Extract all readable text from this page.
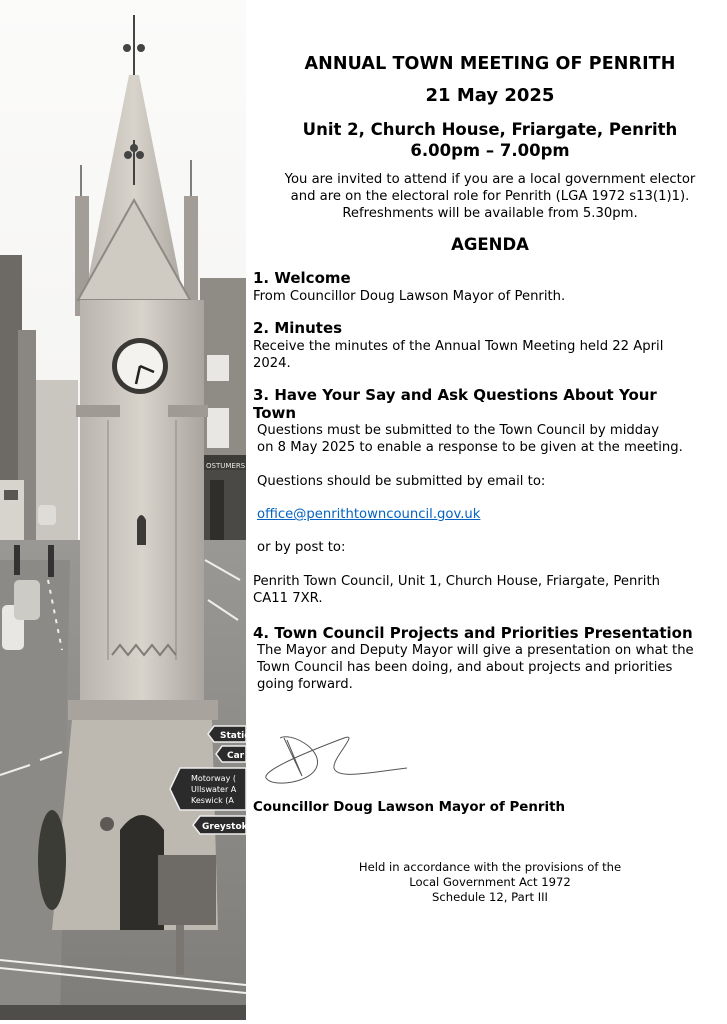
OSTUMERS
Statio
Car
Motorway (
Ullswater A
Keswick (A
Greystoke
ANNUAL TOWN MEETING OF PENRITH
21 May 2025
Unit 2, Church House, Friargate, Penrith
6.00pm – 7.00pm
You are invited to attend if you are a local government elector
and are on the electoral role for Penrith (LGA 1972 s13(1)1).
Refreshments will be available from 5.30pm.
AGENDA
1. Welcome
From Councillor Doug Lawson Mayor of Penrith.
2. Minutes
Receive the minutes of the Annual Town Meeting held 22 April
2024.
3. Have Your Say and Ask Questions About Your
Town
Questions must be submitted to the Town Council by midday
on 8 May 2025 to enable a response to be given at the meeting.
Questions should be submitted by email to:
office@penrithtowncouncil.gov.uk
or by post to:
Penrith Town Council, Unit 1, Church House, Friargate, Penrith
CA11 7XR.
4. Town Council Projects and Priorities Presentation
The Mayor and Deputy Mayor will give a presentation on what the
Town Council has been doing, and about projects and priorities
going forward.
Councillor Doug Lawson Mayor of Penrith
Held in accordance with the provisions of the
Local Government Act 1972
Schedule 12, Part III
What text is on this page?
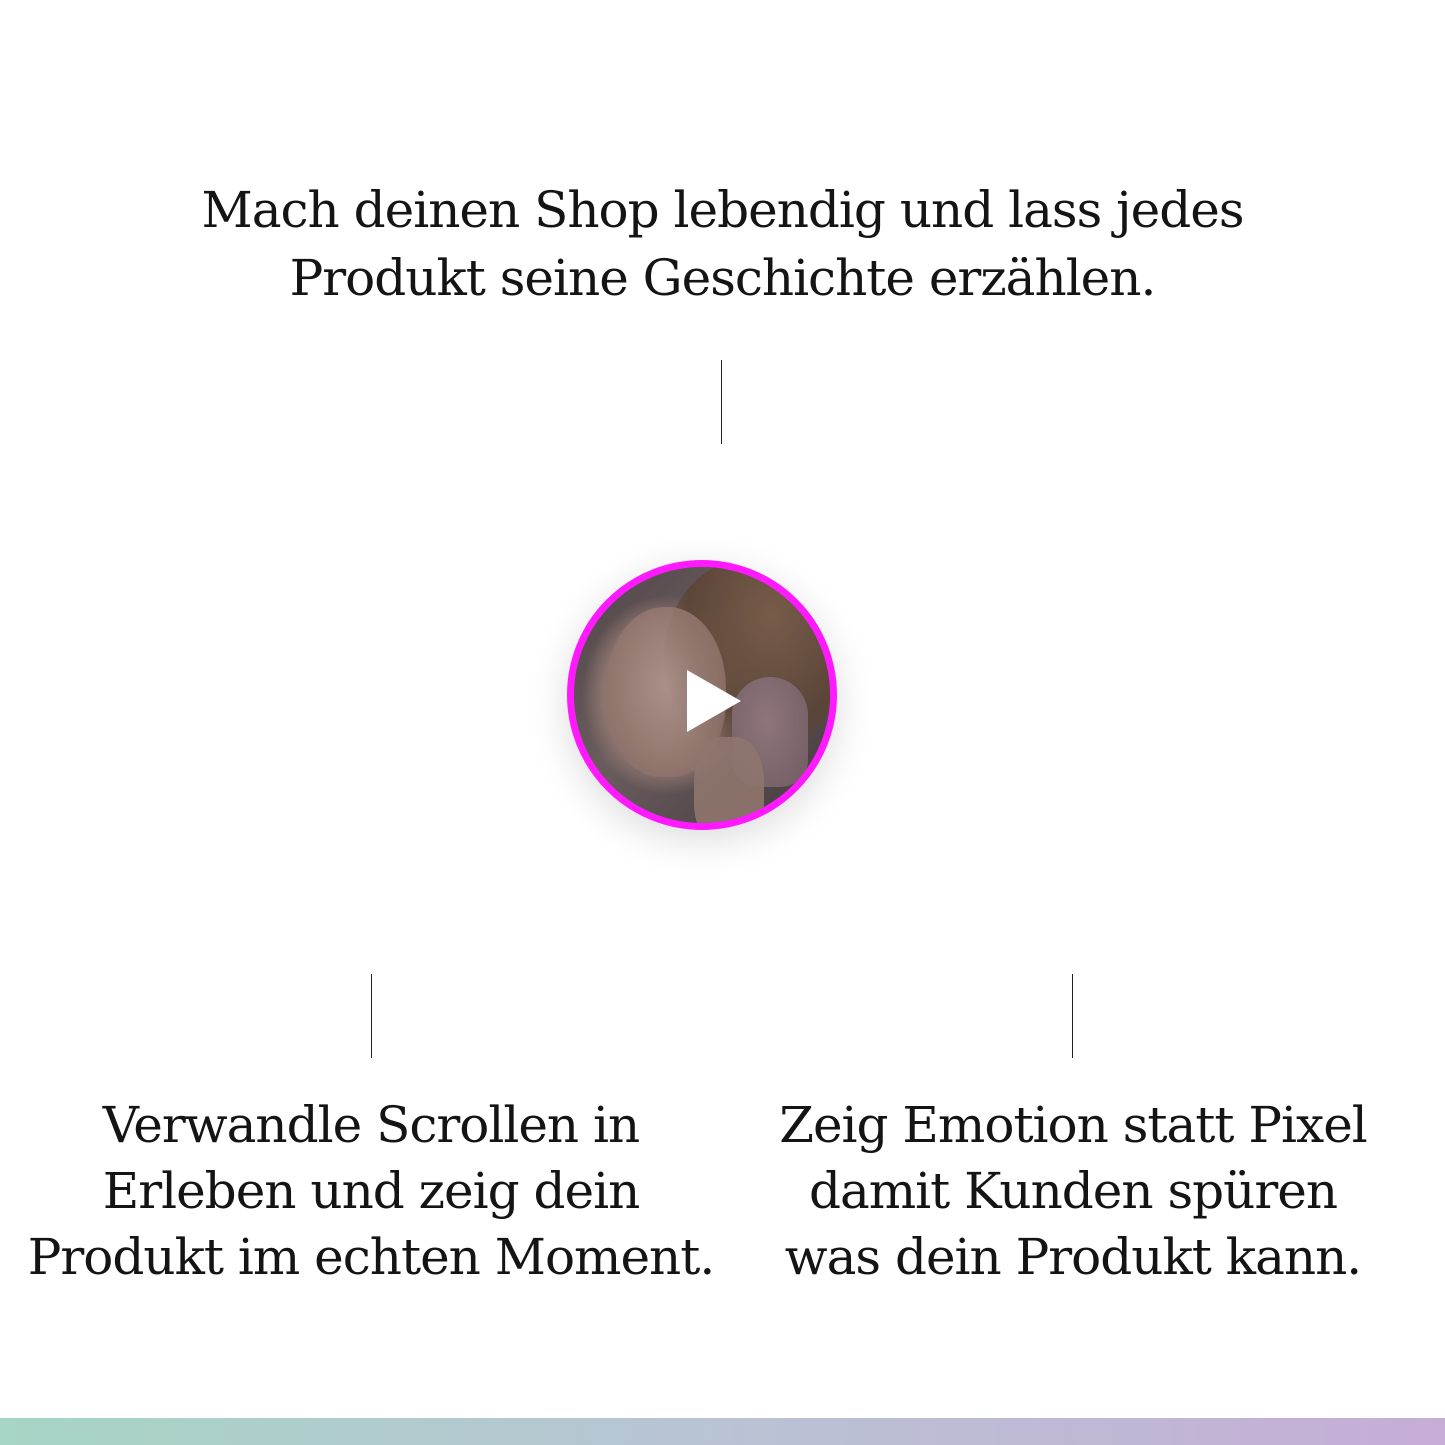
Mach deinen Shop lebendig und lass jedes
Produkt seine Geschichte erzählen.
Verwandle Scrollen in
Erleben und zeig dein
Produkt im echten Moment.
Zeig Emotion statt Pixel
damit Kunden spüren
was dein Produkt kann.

────────

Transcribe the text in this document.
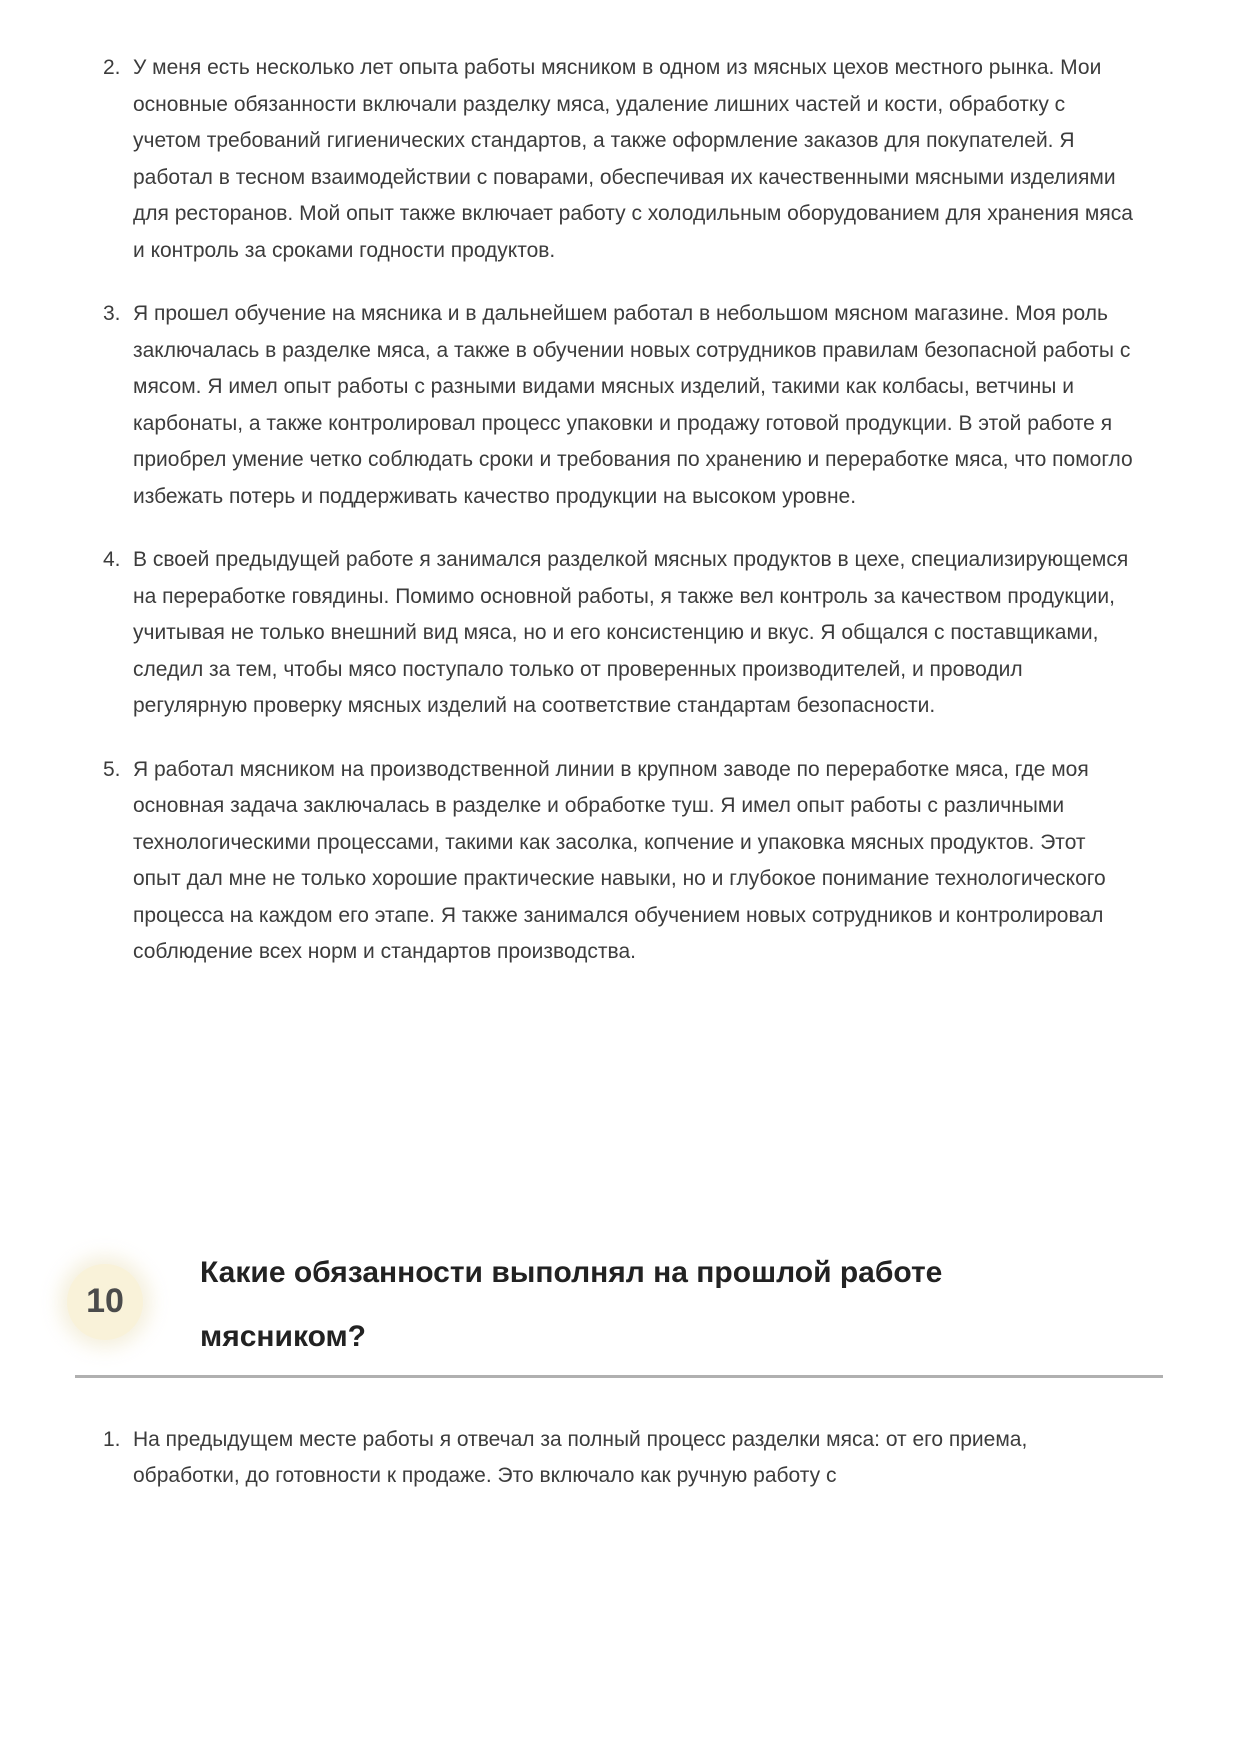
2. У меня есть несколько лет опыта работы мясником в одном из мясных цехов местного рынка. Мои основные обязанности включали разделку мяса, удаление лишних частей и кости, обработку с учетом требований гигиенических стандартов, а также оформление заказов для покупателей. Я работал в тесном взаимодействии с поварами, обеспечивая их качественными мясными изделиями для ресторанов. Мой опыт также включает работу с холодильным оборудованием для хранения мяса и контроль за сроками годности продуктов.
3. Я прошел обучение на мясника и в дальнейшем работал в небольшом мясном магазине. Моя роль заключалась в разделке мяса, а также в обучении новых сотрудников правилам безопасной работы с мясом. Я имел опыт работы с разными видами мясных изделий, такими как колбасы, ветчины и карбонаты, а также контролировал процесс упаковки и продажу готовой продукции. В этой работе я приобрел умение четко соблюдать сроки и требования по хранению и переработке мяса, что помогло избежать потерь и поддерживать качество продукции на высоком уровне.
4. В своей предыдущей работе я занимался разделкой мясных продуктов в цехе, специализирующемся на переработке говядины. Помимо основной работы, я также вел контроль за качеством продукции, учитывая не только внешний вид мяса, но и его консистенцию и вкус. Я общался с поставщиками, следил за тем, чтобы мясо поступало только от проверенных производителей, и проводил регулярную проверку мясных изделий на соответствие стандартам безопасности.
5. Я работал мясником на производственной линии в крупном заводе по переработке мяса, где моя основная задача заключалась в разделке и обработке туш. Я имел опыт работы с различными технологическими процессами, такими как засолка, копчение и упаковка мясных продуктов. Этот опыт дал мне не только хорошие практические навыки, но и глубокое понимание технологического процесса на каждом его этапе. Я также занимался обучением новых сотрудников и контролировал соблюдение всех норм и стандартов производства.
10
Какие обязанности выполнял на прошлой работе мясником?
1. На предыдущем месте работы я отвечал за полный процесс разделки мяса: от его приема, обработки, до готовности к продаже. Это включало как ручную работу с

────────

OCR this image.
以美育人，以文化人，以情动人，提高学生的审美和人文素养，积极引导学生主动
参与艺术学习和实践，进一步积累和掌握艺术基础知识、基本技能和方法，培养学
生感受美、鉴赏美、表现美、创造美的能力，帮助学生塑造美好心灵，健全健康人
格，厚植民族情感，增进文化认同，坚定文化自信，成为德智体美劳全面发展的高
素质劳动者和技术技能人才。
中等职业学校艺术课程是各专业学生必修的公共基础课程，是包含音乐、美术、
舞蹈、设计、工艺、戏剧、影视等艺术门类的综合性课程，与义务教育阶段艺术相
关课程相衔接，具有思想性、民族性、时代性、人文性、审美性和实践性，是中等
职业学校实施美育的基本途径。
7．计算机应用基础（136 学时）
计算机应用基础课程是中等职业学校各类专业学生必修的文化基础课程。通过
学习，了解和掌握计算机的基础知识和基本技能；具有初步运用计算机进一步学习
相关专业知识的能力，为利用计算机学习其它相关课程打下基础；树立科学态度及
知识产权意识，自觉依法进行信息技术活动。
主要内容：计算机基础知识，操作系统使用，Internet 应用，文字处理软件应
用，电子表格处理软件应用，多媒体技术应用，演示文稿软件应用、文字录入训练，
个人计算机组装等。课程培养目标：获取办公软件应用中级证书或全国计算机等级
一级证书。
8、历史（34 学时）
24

────────

PROBLEM TO WORK ON:
Count the lines of the listing above that include the word "text" and state the total with nothing else.

FULL OUTPUT:
3